- **THE REQUEST**
Look through the records and report how many lines include the word "cantidad", with no other words.

---- RAW DATA

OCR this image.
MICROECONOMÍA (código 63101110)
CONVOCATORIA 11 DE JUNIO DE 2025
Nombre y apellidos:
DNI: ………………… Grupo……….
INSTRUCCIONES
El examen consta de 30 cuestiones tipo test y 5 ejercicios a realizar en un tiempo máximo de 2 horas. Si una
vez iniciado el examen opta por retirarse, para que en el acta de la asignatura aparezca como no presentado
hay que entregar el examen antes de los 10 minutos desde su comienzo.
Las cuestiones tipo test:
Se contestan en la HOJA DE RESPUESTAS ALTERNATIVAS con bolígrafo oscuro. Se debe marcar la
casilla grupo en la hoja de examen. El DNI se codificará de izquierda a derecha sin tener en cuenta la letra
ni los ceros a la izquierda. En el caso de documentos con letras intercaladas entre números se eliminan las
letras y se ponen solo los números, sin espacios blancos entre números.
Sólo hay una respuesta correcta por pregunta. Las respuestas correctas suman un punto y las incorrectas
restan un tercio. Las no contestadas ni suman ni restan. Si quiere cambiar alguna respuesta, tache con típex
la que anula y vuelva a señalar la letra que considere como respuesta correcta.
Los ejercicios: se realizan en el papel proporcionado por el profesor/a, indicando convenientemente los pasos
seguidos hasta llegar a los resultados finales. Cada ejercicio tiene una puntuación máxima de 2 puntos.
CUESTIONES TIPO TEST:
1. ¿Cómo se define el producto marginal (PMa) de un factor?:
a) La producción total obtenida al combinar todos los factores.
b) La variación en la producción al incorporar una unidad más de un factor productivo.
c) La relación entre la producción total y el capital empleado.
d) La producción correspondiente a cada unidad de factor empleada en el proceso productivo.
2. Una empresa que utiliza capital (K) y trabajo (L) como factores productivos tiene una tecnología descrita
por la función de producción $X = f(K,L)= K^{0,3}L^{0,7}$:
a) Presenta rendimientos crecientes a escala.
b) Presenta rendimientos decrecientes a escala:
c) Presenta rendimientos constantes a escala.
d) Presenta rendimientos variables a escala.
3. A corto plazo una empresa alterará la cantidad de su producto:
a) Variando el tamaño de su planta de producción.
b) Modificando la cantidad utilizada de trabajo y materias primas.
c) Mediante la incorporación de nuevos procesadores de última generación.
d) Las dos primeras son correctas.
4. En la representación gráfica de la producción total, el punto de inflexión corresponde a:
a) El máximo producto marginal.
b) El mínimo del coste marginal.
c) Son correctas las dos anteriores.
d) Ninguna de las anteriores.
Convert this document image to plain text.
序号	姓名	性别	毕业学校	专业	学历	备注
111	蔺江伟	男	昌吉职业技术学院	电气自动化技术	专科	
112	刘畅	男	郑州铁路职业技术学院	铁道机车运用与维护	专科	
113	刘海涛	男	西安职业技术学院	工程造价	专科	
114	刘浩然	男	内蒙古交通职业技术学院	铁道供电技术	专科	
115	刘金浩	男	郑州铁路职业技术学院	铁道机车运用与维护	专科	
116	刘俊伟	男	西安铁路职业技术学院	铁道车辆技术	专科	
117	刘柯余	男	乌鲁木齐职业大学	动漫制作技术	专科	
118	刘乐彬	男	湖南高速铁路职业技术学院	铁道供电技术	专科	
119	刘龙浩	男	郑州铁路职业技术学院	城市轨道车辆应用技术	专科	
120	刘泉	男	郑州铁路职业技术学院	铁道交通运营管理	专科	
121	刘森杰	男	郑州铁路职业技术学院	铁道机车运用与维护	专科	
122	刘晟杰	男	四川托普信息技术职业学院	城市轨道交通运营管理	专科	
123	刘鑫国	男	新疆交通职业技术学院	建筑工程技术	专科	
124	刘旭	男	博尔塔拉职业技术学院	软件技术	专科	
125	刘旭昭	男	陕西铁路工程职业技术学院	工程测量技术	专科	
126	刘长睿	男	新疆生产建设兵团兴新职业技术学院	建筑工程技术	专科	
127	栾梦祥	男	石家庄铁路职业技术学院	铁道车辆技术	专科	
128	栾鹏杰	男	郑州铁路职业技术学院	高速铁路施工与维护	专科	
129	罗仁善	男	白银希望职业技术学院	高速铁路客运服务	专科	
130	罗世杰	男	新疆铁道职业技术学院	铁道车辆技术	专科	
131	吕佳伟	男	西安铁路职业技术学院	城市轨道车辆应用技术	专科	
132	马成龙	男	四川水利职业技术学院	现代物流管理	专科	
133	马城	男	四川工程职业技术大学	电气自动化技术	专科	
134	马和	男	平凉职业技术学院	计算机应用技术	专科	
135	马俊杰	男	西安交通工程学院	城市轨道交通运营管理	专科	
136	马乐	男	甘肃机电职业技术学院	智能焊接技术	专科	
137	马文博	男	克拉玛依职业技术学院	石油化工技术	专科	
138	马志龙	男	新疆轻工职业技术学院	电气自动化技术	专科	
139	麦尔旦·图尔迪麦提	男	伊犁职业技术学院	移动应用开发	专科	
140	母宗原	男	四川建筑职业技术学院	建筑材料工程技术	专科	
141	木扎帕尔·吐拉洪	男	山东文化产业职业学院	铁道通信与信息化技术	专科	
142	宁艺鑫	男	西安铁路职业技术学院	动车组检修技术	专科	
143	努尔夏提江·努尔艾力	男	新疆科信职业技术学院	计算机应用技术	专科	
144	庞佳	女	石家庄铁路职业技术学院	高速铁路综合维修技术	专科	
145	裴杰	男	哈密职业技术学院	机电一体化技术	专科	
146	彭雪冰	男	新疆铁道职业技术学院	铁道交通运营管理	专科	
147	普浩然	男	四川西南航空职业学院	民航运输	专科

--------

- **RESULT**
2